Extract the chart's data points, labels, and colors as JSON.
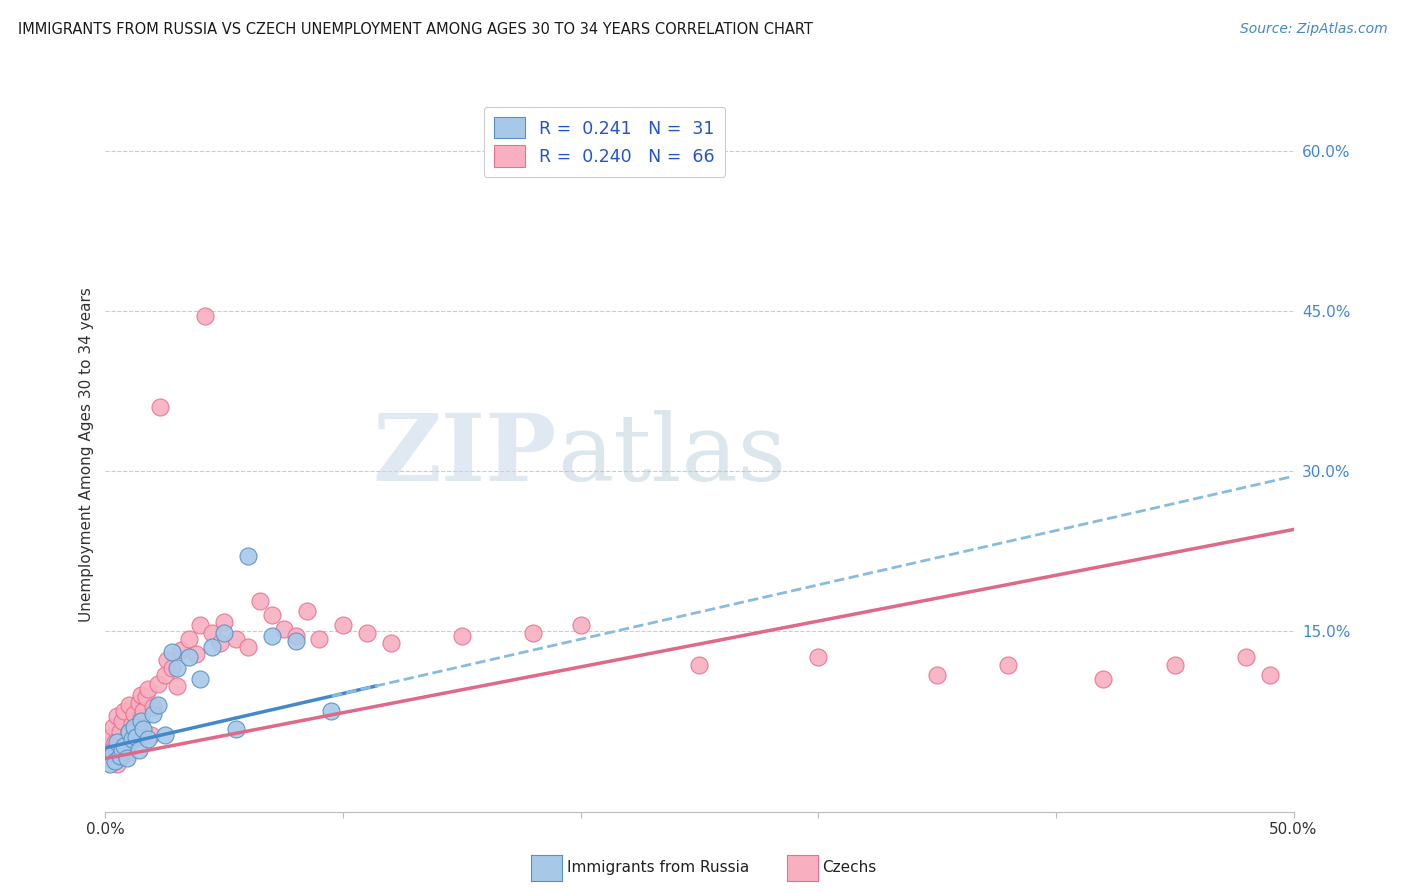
{
  "title": "IMMIGRANTS FROM RUSSIA VS CZECH UNEMPLOYMENT AMONG AGES 30 TO 34 YEARS CORRELATION CHART",
  "source": "Source: ZipAtlas.com",
  "ylabel": "Unemployment Among Ages 30 to 34 years",
  "xlim": [
    0.0,
    0.5
  ],
  "ylim": [
    -0.02,
    0.65
  ],
  "xticks": [
    0.0,
    0.1,
    0.2,
    0.3,
    0.4,
    0.5
  ],
  "xticklabels": [
    "0.0%",
    "",
    "",
    "",
    "",
    "50.0%"
  ],
  "yticks_right": [
    0.15,
    0.3,
    0.45,
    0.6
  ],
  "ytick_right_labels": [
    "15.0%",
    "30.0%",
    "45.0%",
    "60.0%"
  ],
  "russia_color": "#a8c8e8",
  "russia_edge": "#5590c8",
  "czech_color": "#f8b0c0",
  "czech_edge": "#e87090",
  "russia_R": "0.241",
  "russia_N": 31,
  "czech_R": "0.240",
  "czech_N": 66,
  "russia_scatter_x": [
    0.001,
    0.002,
    0.003,
    0.004,
    0.005,
    0.006,
    0.007,
    0.008,
    0.009,
    0.01,
    0.011,
    0.012,
    0.013,
    0.014,
    0.015,
    0.016,
    0.018,
    0.02,
    0.022,
    0.025,
    0.028,
    0.03,
    0.035,
    0.04,
    0.045,
    0.05,
    0.055,
    0.06,
    0.07,
    0.08,
    0.095
  ],
  "russia_scatter_y": [
    0.03,
    0.025,
    0.035,
    0.028,
    0.045,
    0.032,
    0.038,
    0.042,
    0.03,
    0.055,
    0.048,
    0.06,
    0.05,
    0.038,
    0.065,
    0.058,
    0.048,
    0.072,
    0.08,
    0.052,
    0.13,
    0.115,
    0.125,
    0.105,
    0.135,
    0.148,
    0.058,
    0.22,
    0.145,
    0.14,
    0.075
  ],
  "czech_scatter_x": [
    0.001,
    0.002,
    0.002,
    0.003,
    0.003,
    0.004,
    0.004,
    0.005,
    0.005,
    0.006,
    0.006,
    0.007,
    0.007,
    0.008,
    0.008,
    0.009,
    0.01,
    0.01,
    0.011,
    0.012,
    0.012,
    0.013,
    0.014,
    0.015,
    0.015,
    0.016,
    0.017,
    0.018,
    0.019,
    0.02,
    0.022,
    0.023,
    0.025,
    0.026,
    0.028,
    0.03,
    0.032,
    0.035,
    0.038,
    0.04,
    0.042,
    0.045,
    0.048,
    0.05,
    0.055,
    0.06,
    0.065,
    0.07,
    0.075,
    0.08,
    0.085,
    0.09,
    0.1,
    0.11,
    0.12,
    0.15,
    0.18,
    0.2,
    0.25,
    0.3,
    0.35,
    0.38,
    0.42,
    0.45,
    0.48,
    0.49
  ],
  "czech_scatter_y": [
    0.042,
    0.038,
    0.05,
    0.032,
    0.06,
    0.028,
    0.045,
    0.025,
    0.07,
    0.038,
    0.055,
    0.032,
    0.065,
    0.042,
    0.075,
    0.035,
    0.055,
    0.08,
    0.062,
    0.048,
    0.072,
    0.058,
    0.082,
    0.068,
    0.09,
    0.075,
    0.088,
    0.095,
    0.052,
    0.078,
    0.1,
    0.36,
    0.108,
    0.122,
    0.115,
    0.098,
    0.132,
    0.142,
    0.128,
    0.155,
    0.445,
    0.148,
    0.138,
    0.158,
    0.142,
    0.135,
    0.178,
    0.165,
    0.152,
    0.145,
    0.168,
    0.142,
    0.155,
    0.148,
    0.138,
    0.145,
    0.148,
    0.155,
    0.118,
    0.125,
    0.108,
    0.118,
    0.105,
    0.118,
    0.125,
    0.108
  ],
  "watermark_zip": "ZIP",
  "watermark_atlas": "atlas",
  "bg_color": "#ffffff",
  "grid_color": "#cccccc",
  "title_color": "#1a1a1a",
  "source_color": "#4488cc",
  "axis_label_color": "#333333",
  "right_tick_color": "#4488cc",
  "legend_text_color": "#1a1a1a",
  "legend_value_color": "#2255cc"
}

• • • • • • •

### WHAT TO PRODUCE
Your copy should repeat each entry above exactly but contain no pictures.

### EXERCISE RESPONSE
Extract the chart's data points, labels, and colors as JSON.
{
  "title": "IMMIGRANTS FROM RUSSIA VS CZECH UNEMPLOYMENT AMONG AGES 30 TO 34 YEARS CORRELATION CHART",
  "source": "Source: ZipAtlas.com",
  "ylabel": "Unemployment Among Ages 30 to 34 years",
  "xlim": [
    0.0,
    0.5
  ],
  "ylim": [
    -0.02,
    0.65
  ],
  "xticks": [
    0.0,
    0.1,
    0.2,
    0.3,
    0.4,
    0.5
  ],
  "xticklabels": [
    "0.0%",
    "",
    "",
    "",
    "",
    "50.0%"
  ],
  "yticks_right": [
    0.15,
    0.3,
    0.45,
    0.6
  ],
  "ytick_right_labels": [
    "15.0%",
    "30.0%",
    "45.0%",
    "60.0%"
  ],
  "russia_color": "#a8c8e8",
  "russia_edge": "#5590c8",
  "czech_color": "#f8b0c0",
  "czech_edge": "#e87090",
  "russia_R": "0.241",
  "russia_N": 31,
  "czech_R": "0.240",
  "czech_N": 66,
  "russia_scatter_x": [
    0.001,
    0.002,
    0.003,
    0.004,
    0.005,
    0.006,
    0.007,
    0.008,
    0.009,
    0.01,
    0.011,
    0.012,
    0.013,
    0.014,
    0.015,
    0.016,
    0.018,
    0.02,
    0.022,
    0.025,
    0.028,
    0.03,
    0.035,
    0.04,
    0.045,
    0.05,
    0.055,
    0.06,
    0.07,
    0.08,
    0.095
  ],
  "russia_scatter_y": [
    0.03,
    0.025,
    0.035,
    0.028,
    0.045,
    0.032,
    0.038,
    0.042,
    0.03,
    0.055,
    0.048,
    0.06,
    0.05,
    0.038,
    0.065,
    0.058,
    0.048,
    0.072,
    0.08,
    0.052,
    0.13,
    0.115,
    0.125,
    0.105,
    0.135,
    0.148,
    0.058,
    0.22,
    0.145,
    0.14,
    0.075
  ],
  "czech_scatter_x": [
    0.001,
    0.002,
    0.002,
    0.003,
    0.003,
    0.004,
    0.004,
    0.005,
    0.005,
    0.006,
    0.006,
    0.007,
    0.007,
    0.008,
    0.008,
    0.009,
    0.01,
    0.01,
    0.011,
    0.012,
    0.012,
    0.013,
    0.014,
    0.015,
    0.015,
    0.016,
    0.017,
    0.018,
    0.019,
    0.02,
    0.022,
    0.023,
    0.025,
    0.026,
    0.028,
    0.03,
    0.032,
    0.035,
    0.038,
    0.04,
    0.042,
    0.045,
    0.048,
    0.05,
    0.055,
    0.06,
    0.065,
    0.07,
    0.075,
    0.08,
    0.085,
    0.09,
    0.1,
    0.11,
    0.12,
    0.15,
    0.18,
    0.2,
    0.25,
    0.3,
    0.35,
    0.38,
    0.42,
    0.45,
    0.48,
    0.49
  ],
  "czech_scatter_y": [
    0.042,
    0.038,
    0.05,
    0.032,
    0.06,
    0.028,
    0.045,
    0.025,
    0.07,
    0.038,
    0.055,
    0.032,
    0.065,
    0.042,
    0.075,
    0.035,
    0.055,
    0.08,
    0.062,
    0.048,
    0.072,
    0.058,
    0.082,
    0.068,
    0.09,
    0.075,
    0.088,
    0.095,
    0.052,
    0.078,
    0.1,
    0.36,
    0.108,
    0.122,
    0.115,
    0.098,
    0.132,
    0.142,
    0.128,
    0.155,
    0.445,
    0.148,
    0.138,
    0.158,
    0.142,
    0.135,
    0.178,
    0.165,
    0.152,
    0.145,
    0.168,
    0.142,
    0.155,
    0.148,
    0.138,
    0.145,
    0.148,
    0.155,
    0.118,
    0.125,
    0.108,
    0.118,
    0.105,
    0.118,
    0.125,
    0.108
  ],
  "watermark_zip": "ZIP",
  "watermark_atlas": "atlas",
  "bg_color": "#ffffff",
  "grid_color": "#cccccc",
  "title_color": "#1a1a1a",
  "source_color": "#4488cc",
  "axis_label_color": "#333333",
  "right_tick_color": "#4488cc",
  "legend_text_color": "#1a1a1a",
  "legend_value_color": "#2255cc"
}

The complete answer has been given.